**What is needed:** Using the listing below, select the lines with the word "Переяславщини" and copy them.

**Records shown:**
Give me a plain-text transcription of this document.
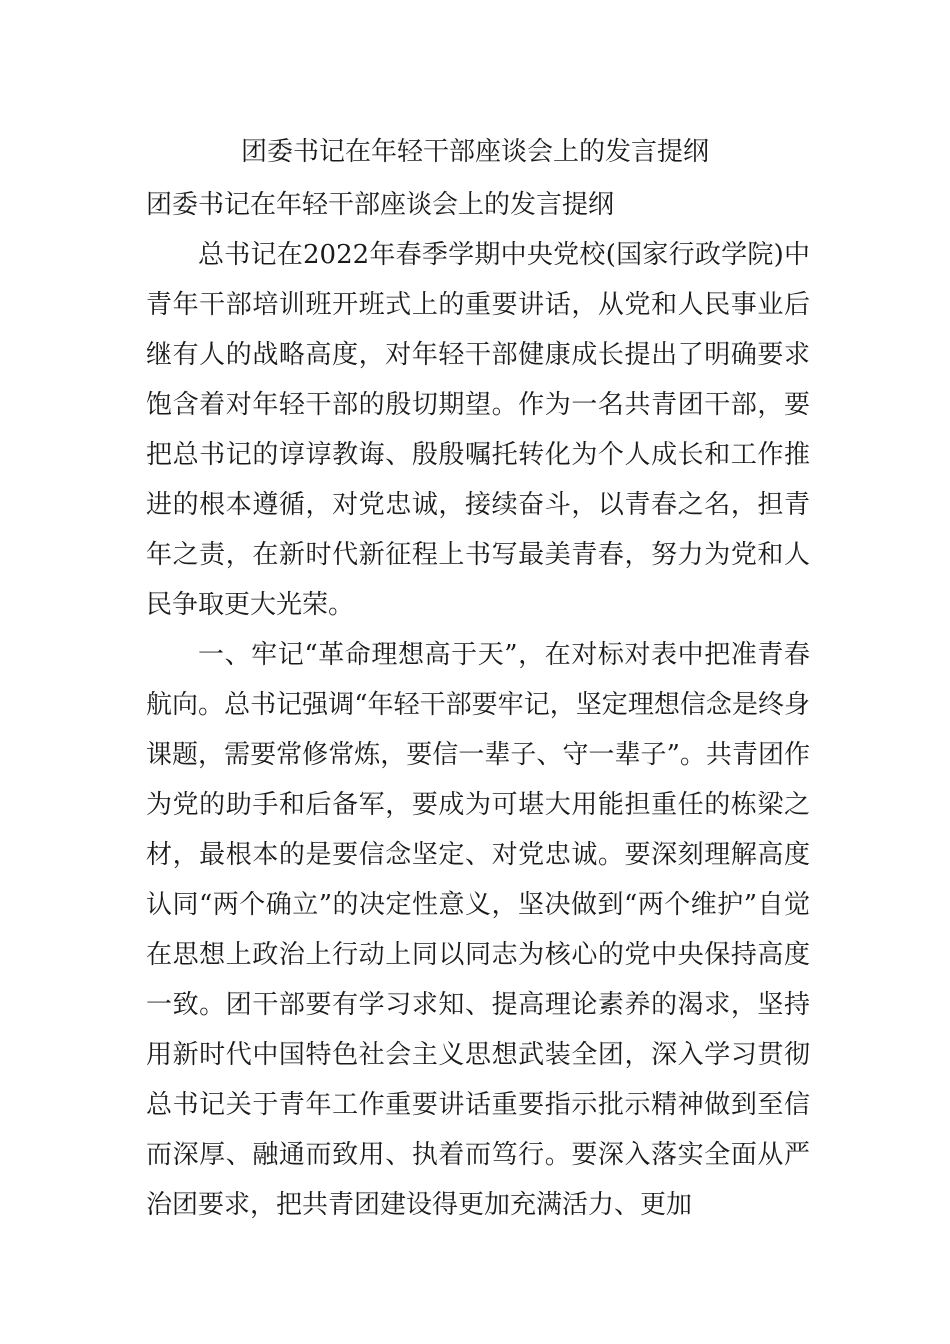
团委书记在年轻干部座谈会上的发言提纲

团委书记在年轻干部座谈会上的发言提纲

总书记在2022年春季学期中央党校(国家行政学院)中青年干部培训班开班式上的重要讲话，从党和人民事业后继有人的战略高度，对年轻干部健康成长提出了明确要求饱含着对年轻干部的殷切期望。作为一名共青团干部，要把总书记的谆谆教诲、殷殷嘱托转化为个人成长和工作推进的根本遵循，对党忠诚，接续奋斗，以青春之名，担青年之责，在新时代新征程上书写最美青春，努力为党和人民争取更大光荣。

一、牢记“革命理想高于天”，在对标对表中把准青春航向。总书记强调“年轻干部要牢记，坚定理想信念是终身课题，需要常修常炼，要信一辈子、守一辈子”。共青团作为党的助手和后备军，要成为可堪大用能担重任的栋梁之材，最根本的是要信念坚定、对党忠诚。要深刻理解高度认同“两个确立”的决定性意义，坚决做到“两个维护”自觉在思想上政治上行动上同以同志为核心的党中央保持高度一致。团干部要有学习求知、提高理论素养的渴求，坚持用新时代中国特色社会主义思想武装全团，深入学习贯彻总书记关于青年工作重要讲话重要指示批示精神做到至信而深厚、融通而致用、执着而笃行。要深入落实全面从严治团要求，把共青团建设得更加充满活力、更加
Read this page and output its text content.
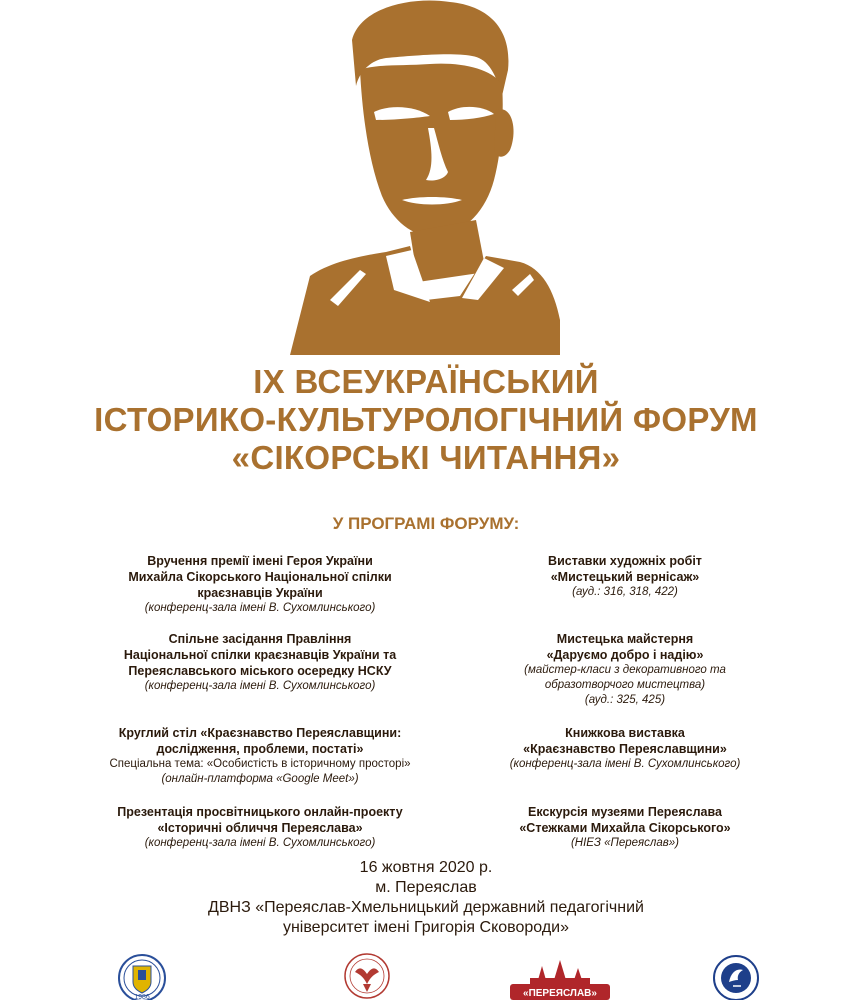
IX ВСЕУКРАЇНСЬКИЙ
ІСТОРИКО-КУЛЬТУРОЛОГІЧНИЙ ФОРУМ
«СІКОРСЬКІ ЧИТАННЯ»
У ПРОГРАМІ ФОРУМУ:
Вручення премії імені Героя України
Михайла Сікорського Національної спілки
краєзнавців України
(конференц-зала імені В. Сухомлинського)
Спільне засідання Правління
Національної спілки краєзнавців України та
Переяславського міського осередку НСКУ
(конференц-зала імені В. Сухомлинського)
Круглий стіл «Краєзнавство Переяславщини:
дослідження, проблеми, постаті»
Спеціальна тема: «Особистість в історичному просторі»
(онлайн-платформа «Google Meet»)
Презентація просвітницького онлайн-проекту
«Історичні обличчя Переяслава»
(конференц-зала імені В. Сухомлинського)
Виставки художніх робіт
«Мистецький вернісаж»
(ауд.: 316, 318, 422)
Мистецька майстерня
«Даруємо добро і надію»
(майстер-класи з декоративного та
образотворчого мистецтва)
(ауд.: 325, 425)
Книжкова виставка
«Краєзнавство Переяславщини»
(конференц-зала імені В. Сухомлинського)
Екскурсія музеями Переяслава
«Стежками Михайла Сікорського»
(НІЕЗ «Переяслав»)
16 жовтня 2020 р.
м. Переяслав
ДВНЗ «Переяслав-Хмельницький державний педагогічний
університет імені Григорія Сковороди»
1986	«ПЕРЕЯСЛАВ»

**Expected answer:**
Круглий стіл «Краєзнавство Переяславщини:
«Краєзнавство Переяславщини»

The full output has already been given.